## START Records for this exercise
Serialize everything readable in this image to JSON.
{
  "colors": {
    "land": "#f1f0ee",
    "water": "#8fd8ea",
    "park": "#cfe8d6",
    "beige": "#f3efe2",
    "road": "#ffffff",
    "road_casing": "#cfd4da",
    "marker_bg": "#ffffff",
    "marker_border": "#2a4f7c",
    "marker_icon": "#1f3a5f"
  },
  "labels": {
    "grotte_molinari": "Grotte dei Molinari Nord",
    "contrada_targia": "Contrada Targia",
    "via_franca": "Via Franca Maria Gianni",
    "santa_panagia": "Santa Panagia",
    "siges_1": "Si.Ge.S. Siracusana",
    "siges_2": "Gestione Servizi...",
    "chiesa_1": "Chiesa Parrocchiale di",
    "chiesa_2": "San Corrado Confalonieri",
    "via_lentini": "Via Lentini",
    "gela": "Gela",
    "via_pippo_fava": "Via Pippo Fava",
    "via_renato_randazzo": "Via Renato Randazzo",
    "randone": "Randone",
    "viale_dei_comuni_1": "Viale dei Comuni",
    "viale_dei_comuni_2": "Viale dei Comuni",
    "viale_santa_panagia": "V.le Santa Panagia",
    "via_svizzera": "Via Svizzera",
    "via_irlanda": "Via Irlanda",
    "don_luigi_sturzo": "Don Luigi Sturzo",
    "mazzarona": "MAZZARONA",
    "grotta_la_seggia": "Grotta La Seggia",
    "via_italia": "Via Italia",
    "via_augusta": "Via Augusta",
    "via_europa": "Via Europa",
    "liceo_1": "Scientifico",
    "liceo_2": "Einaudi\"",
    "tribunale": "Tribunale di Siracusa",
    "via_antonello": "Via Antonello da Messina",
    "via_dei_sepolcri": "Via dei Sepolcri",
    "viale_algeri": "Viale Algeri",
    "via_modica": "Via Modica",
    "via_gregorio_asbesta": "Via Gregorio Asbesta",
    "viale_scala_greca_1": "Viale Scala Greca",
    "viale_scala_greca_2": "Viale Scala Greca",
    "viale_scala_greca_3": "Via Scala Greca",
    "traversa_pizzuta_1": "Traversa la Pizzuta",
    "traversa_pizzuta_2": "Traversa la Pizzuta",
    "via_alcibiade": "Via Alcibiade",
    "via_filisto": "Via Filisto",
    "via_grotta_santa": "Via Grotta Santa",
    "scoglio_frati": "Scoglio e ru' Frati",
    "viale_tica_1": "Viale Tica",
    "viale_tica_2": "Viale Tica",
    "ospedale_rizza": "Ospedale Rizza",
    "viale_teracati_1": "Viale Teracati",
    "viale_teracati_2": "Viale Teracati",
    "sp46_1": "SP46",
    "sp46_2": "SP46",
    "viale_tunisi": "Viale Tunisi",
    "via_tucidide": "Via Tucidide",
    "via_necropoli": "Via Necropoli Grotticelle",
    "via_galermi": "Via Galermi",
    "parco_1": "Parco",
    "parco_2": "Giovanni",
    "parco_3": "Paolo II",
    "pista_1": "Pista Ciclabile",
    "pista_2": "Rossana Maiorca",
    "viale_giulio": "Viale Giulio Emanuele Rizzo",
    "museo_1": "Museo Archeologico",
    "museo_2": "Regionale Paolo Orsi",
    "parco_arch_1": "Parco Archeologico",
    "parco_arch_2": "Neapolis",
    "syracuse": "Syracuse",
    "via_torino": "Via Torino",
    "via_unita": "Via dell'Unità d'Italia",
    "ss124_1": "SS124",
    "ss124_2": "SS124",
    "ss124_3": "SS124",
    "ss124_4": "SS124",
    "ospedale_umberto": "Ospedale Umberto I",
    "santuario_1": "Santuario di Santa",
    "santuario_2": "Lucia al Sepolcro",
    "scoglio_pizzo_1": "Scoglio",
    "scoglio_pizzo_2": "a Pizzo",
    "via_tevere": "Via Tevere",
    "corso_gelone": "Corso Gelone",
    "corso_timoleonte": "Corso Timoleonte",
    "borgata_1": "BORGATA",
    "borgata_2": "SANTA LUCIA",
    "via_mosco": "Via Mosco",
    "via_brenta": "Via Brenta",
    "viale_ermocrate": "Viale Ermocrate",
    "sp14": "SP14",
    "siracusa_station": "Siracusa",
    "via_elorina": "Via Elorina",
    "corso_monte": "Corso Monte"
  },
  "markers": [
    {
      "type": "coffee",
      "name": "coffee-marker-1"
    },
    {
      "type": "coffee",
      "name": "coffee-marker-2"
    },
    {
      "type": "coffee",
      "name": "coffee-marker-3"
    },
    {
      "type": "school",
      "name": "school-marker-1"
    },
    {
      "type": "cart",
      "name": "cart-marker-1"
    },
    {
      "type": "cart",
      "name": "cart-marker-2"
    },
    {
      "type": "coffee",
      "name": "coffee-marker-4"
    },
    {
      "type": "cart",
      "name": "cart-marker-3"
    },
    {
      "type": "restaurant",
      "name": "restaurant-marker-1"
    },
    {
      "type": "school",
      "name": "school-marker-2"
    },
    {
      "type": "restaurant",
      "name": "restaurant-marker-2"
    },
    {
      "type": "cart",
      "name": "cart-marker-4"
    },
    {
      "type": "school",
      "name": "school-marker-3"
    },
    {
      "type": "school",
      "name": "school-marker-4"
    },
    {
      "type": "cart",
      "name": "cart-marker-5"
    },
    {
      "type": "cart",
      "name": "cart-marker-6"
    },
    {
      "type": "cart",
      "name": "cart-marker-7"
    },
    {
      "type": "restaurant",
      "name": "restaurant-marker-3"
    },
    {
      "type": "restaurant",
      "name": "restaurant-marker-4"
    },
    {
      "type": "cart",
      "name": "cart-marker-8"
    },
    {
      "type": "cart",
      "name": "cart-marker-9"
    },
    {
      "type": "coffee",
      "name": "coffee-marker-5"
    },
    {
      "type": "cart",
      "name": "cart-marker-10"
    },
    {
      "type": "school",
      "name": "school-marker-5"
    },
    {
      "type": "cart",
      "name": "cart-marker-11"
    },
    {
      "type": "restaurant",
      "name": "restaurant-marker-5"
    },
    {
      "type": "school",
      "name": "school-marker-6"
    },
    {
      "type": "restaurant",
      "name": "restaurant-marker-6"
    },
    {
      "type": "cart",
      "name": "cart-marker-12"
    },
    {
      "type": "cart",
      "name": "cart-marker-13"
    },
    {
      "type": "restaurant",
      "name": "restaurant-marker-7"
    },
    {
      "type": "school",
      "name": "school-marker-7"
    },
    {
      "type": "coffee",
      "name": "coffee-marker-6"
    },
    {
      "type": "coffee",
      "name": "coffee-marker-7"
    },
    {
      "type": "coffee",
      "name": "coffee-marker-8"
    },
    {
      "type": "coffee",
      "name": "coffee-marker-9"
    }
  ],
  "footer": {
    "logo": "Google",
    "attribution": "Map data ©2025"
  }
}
## END Records for this exercise
Here, the records must be output exactly and in full.

§ **The completed task**
Serialize everything readable in this image to JSON.
{
  "colors": {
    "land": "#f1f0ee",
    "water": "#8fd8ea",
    "park": "#cfe8d6",
    "beige": "#f3efe2",
    "road": "#ffffff",
    "road_casing": "#cfd4da",
    "marker_bg": "#ffffff",
    "marker_border": "#2a4f7c",
    "marker_icon": "#1f3a5f"
  },
  "labels": {
    "grotte_molinari": "Grotte dei Molinari Nord",
    "contrada_targia": "Contrada Targia",
    "via_franca": "Via Franca Maria Gianni",
    "santa_panagia": "Santa Panagia",
    "siges_1": "Si.Ge.S. Siracusana",
    "siges_2": "Gestione Servizi...",
    "chiesa_1": "Chiesa Parrocchiale di",
    "chiesa_2": "San Corrado Confalonieri",
    "via_lentini": "Via Lentini",
    "gela": "Gela",
    "via_pippo_fava": "Via Pippo Fava",
    "via_renato_randazzo": "Via Renato Randazzo",
    "randone": "Randone",
    "viale_dei_comuni_1": "Viale dei Comuni",
    "viale_dei_comuni_2": "Viale dei Comuni",
    "viale_santa_panagia": "V.le Santa Panagia",
    "via_svizzera": "Via Svizzera",
    "via_irlanda": "Via Irlanda",
    "don_luigi_sturzo": "Don Luigi Sturzo",
    "mazzarona": "MAZZARONA",
    "grotta_la_seggia": "Grotta La Seggia",
    "via_italia": "Via Italia",
    "via_augusta": "Via Augusta",
    "via_europa": "Via Europa",
    "liceo_1": "Scientifico",
    "liceo_2": "Einaudi\"",
    "tribunale": "Tribunale di Siracusa",
    "via_antonello": "Via Antonello da Messina",
    "via_dei_sepolcri": "Via dei Sepolcri",
    "viale_algeri": "Viale Algeri",
    "via_modica": "Via Modica",
    "via_gregorio_asbesta": "Via Gregorio Asbesta",
    "viale_scala_greca_1": "Viale Scala Greca",
    "viale_scala_greca_2": "Viale Scala Greca",
    "viale_scala_greca_3": "Via Scala Greca",
    "traversa_pizzuta_1": "Traversa la Pizzuta",
    "traversa_pizzuta_2": "Traversa la Pizzuta",
    "via_alcibiade": "Via Alcibiade",
    "via_filisto": "Via Filisto",
    "via_grotta_santa": "Via Grotta Santa",
    "scoglio_frati": "Scoglio e ru' Frati",
    "viale_tica_1": "Viale Tica",
    "viale_tica_2": "Viale Tica",
    "ospedale_rizza": "Ospedale Rizza",
    "viale_teracati_1": "Viale Teracati",
    "viale_teracati_2": "Viale Teracati",
    "sp46_1": "SP46",
    "sp46_2": "SP46",
    "viale_tunisi": "Viale Tunisi",
    "via_tucidide": "Via Tucidide",
    "via_necropoli": "Via Necropoli Grotticelle",
    "via_galermi": "Via Galermi",
    "parco_1": "Parco",
    "parco_2": "Giovanni",
    "parco_3": "Paolo II",
    "pista_1": "Pista Ciclabile",
    "pista_2": "Rossana Maiorca",
    "viale_giulio": "Viale Giulio Emanuele Rizzo",
    "museo_1": "Museo Archeologico",
    "museo_2": "Regionale Paolo Orsi",
    "parco_arch_1": "Parco Archeologico",
    "parco_arch_2": "Neapolis",
    "syracuse": "Syracuse",
    "via_torino": "Via Torino",
    "via_unita": "Via dell'Unità d'Italia",
    "ss124_1": "SS124",
    "ss124_2": "SS124",
    "ss124_3": "SS124",
    "ss124_4": "SS124",
    "ospedale_umberto": "Ospedale Umberto I",
    "santuario_1": "Santuario di Santa",
    "santuario_2": "Lucia al Sepolcro",
    "scoglio_pizzo_1": "Scoglio",
    "scoglio_pizzo_2": "a Pizzo",
    "via_tevere": "Via Tevere",
    "corso_gelone": "Corso Gelone",
    "corso_timoleonte": "Corso Timoleonte",
    "borgata_1": "BORGATA",
    "borgata_2": "SANTA LUCIA",
    "via_mosco": "Via Mosco",
    "via_brenta": "Via Brenta",
    "viale_ermocrate": "Viale Ermocrate",
    "sp14": "SP14",
    "siracusa_station": "Siracusa",
    "via_elorina": "Via Elorina",
    "corso_monte": "Corso Monte"
  },
  "markers": [
    {
      "type": "coffee",
      "name": "coffee-marker-1"
    },
    {
      "type": "coffee",
      "name": "coffee-marker-2"
    },
    {
      "type": "coffee",
      "name": "coffee-marker-3"
    },
    {
      "type": "school",
      "name": "school-marker-1"
    },
    {
      "type": "cart",
      "name": "cart-marker-1"
    },
    {
      "type": "cart",
      "name": "cart-marker-2"
    },
    {
      "type": "coffee",
      "name": "coffee-marker-4"
    },
    {
      "type": "cart",
      "name": "cart-marker-3"
    },
    {
      "type": "restaurant",
      "name": "restaurant-marker-1"
    },
    {
      "type": "school",
      "name": "school-marker-2"
    },
    {
      "type": "restaurant",
      "name": "restaurant-marker-2"
    },
    {
      "type": "cart",
      "name": "cart-marker-4"
    },
    {
      "type": "school",
      "name": "school-marker-3"
    },
    {
      "type": "school",
      "name": "school-marker-4"
    },
    {
      "type": "cart",
      "name": "cart-marker-5"
    },
    {
      "type": "cart",
      "name": "cart-marker-6"
    },
    {
      "type": "cart",
      "name": "cart-marker-7"
    },
    {
      "type": "restaurant",
      "name": "restaurant-marker-3"
    },
    {
      "type": "restaurant",
      "name": "restaurant-marker-4"
    },
    {
      "type": "cart",
      "name": "cart-marker-8"
    },
    {
      "type": "cart",
      "name": "cart-marker-9"
    },
    {
      "type": "coffee",
      "name": "coffee-marker-5"
    },
    {
      "type": "cart",
      "name": "cart-marker-10"
    },
    {
      "type": "school",
      "name": "school-marker-5"
    },
    {
      "type": "cart",
      "name": "cart-marker-11"
    },
    {
      "type": "restaurant",
      "name": "restaurant-marker-5"
    },
    {
      "type": "school",
      "name": "school-marker-6"
    },
    {
      "type": "restaurant",
      "name": "restaurant-marker-6"
    },
    {
      "type": "cart",
      "name": "cart-marker-12"
    },
    {
      "type": "cart",
      "name": "cart-marker-13"
    },
    {
      "type": "restaurant",
      "name": "restaurant-marker-7"
    },
    {
      "type": "school",
      "name": "school-marker-7"
    },
    {
      "type": "coffee",
      "name": "coffee-marker-6"
    },
    {
      "type": "coffee",
      "name": "coffee-marker-7"
    },
    {
      "type": "coffee",
      "name": "coffee-marker-8"
    },
    {
      "type": "coffee",
      "name": "coffee-marker-9"
    }
  ],
  "footer": {
    "logo": "Google",
    "attribution": "Map data ©2025"
  }
}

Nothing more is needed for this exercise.